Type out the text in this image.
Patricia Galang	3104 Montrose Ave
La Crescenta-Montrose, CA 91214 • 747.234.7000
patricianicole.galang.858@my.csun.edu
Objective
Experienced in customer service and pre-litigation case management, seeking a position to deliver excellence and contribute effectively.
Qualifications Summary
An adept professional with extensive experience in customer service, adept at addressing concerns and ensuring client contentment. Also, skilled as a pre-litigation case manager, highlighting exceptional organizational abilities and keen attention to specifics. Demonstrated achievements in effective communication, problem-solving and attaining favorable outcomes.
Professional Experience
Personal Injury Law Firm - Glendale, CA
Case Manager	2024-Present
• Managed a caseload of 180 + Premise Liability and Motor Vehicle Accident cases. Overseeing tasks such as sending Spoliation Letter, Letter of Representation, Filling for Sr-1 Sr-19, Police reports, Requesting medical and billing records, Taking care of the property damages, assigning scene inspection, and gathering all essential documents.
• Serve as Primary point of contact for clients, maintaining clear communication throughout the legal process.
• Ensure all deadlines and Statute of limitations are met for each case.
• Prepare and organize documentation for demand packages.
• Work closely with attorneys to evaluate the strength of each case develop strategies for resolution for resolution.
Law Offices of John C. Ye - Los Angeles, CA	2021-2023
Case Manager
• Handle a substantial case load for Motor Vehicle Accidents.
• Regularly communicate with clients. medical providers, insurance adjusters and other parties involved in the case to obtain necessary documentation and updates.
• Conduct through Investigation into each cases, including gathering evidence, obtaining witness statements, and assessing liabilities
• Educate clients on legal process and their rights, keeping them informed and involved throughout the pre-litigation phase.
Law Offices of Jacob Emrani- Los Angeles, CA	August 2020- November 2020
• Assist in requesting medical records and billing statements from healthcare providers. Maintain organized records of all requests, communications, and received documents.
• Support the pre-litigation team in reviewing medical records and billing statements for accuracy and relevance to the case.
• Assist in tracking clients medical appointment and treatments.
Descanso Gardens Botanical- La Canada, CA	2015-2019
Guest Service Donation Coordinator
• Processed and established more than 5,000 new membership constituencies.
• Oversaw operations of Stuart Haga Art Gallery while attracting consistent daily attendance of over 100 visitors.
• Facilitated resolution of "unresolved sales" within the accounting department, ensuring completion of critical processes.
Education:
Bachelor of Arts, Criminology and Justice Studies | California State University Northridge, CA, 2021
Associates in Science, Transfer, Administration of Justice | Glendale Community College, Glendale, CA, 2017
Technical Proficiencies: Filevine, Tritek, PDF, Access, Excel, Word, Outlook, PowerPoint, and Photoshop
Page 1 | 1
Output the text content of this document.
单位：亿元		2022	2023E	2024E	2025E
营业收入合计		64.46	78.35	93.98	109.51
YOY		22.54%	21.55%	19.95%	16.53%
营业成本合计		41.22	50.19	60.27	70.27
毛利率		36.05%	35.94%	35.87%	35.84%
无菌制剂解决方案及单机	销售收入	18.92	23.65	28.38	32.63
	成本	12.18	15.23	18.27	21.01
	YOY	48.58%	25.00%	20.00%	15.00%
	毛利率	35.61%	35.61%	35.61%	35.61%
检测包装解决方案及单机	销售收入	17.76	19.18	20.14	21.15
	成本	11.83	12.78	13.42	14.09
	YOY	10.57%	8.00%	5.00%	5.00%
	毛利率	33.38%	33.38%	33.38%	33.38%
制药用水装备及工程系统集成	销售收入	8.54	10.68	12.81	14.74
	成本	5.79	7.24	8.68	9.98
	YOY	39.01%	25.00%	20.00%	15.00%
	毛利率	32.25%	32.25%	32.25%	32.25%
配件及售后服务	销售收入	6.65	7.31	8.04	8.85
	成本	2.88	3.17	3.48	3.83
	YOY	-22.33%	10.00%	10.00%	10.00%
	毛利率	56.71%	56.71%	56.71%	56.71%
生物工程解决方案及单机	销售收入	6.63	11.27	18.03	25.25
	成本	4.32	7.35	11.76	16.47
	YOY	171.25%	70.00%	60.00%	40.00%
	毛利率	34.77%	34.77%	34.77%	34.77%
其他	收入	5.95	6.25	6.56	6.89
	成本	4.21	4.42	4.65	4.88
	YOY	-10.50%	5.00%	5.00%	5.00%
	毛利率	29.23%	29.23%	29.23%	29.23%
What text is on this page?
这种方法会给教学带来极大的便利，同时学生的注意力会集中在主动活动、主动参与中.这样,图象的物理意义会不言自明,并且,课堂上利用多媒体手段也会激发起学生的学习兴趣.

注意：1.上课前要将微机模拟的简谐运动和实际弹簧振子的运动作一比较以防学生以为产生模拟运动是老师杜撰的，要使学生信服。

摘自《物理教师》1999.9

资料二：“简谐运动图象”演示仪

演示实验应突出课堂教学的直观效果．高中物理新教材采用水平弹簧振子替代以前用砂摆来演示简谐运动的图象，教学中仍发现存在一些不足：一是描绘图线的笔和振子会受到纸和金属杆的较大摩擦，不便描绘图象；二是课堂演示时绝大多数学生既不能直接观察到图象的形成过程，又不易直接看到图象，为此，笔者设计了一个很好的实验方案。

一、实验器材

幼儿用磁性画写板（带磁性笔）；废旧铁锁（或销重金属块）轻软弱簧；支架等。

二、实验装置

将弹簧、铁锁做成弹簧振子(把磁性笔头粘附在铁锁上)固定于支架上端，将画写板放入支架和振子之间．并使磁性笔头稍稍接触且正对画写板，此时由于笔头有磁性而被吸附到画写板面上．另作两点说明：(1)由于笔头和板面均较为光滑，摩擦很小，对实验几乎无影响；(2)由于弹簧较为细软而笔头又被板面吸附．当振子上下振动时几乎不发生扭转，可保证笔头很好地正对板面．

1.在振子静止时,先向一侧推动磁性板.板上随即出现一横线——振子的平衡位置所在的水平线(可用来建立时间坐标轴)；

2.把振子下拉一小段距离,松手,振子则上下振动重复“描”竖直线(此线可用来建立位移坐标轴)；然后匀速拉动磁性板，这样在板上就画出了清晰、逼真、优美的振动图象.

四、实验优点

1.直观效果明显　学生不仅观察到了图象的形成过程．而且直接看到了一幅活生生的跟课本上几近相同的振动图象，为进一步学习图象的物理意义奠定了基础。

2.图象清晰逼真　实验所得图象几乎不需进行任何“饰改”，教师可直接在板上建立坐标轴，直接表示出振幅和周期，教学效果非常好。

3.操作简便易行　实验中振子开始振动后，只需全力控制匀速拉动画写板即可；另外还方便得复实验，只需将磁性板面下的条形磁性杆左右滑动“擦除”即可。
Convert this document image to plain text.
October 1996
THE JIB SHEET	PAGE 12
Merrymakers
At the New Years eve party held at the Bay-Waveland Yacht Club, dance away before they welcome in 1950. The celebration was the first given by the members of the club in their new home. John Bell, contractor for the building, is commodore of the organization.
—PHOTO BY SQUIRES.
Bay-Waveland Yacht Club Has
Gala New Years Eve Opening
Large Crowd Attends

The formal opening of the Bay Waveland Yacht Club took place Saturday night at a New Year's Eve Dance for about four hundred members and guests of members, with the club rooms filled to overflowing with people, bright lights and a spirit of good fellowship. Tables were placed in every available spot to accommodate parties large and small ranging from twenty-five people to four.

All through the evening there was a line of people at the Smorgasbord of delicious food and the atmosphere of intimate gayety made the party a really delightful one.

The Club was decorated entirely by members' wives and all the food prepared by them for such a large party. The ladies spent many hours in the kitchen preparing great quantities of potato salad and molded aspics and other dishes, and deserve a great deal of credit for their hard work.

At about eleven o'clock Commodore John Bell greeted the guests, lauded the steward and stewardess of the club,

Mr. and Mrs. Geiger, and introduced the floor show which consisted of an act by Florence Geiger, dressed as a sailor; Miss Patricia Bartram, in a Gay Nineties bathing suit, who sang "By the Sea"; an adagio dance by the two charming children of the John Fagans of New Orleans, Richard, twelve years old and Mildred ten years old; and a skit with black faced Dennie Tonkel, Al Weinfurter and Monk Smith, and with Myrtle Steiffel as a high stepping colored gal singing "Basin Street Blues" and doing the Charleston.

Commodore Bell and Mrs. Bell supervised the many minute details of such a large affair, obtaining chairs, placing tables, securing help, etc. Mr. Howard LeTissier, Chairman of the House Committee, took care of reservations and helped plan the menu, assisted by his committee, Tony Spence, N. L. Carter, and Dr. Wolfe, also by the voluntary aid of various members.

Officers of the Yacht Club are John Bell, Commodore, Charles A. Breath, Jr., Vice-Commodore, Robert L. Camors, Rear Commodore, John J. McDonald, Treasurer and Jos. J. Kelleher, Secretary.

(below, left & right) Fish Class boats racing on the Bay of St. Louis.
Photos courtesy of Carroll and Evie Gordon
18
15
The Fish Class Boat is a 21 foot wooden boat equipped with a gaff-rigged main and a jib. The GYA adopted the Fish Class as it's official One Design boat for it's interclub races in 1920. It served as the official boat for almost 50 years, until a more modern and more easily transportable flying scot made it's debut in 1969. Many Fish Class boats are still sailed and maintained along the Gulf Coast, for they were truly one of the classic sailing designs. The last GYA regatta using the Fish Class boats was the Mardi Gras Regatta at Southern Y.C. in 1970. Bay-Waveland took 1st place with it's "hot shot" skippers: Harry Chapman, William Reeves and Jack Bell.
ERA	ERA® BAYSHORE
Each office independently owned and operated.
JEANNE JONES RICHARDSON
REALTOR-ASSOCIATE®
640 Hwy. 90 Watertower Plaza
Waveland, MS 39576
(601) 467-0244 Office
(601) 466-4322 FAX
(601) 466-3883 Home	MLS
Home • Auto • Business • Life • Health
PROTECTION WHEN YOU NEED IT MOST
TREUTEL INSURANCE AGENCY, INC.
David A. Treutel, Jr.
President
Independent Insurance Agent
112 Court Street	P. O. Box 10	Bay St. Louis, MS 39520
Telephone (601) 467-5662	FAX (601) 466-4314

══════════════════════════════

### [DIRECTIVE]
Return each line of the data that contains the string "providers".

### [FULL SOLUTION]
• Regularly communicate with clients. medical providers, insurance adjusters and other parties involved in the case to obtain necessary documentation and updates.
• Assist in requesting medical records and billing statements from healthcare providers. Maintain organized records of all requests, communications, and received documents.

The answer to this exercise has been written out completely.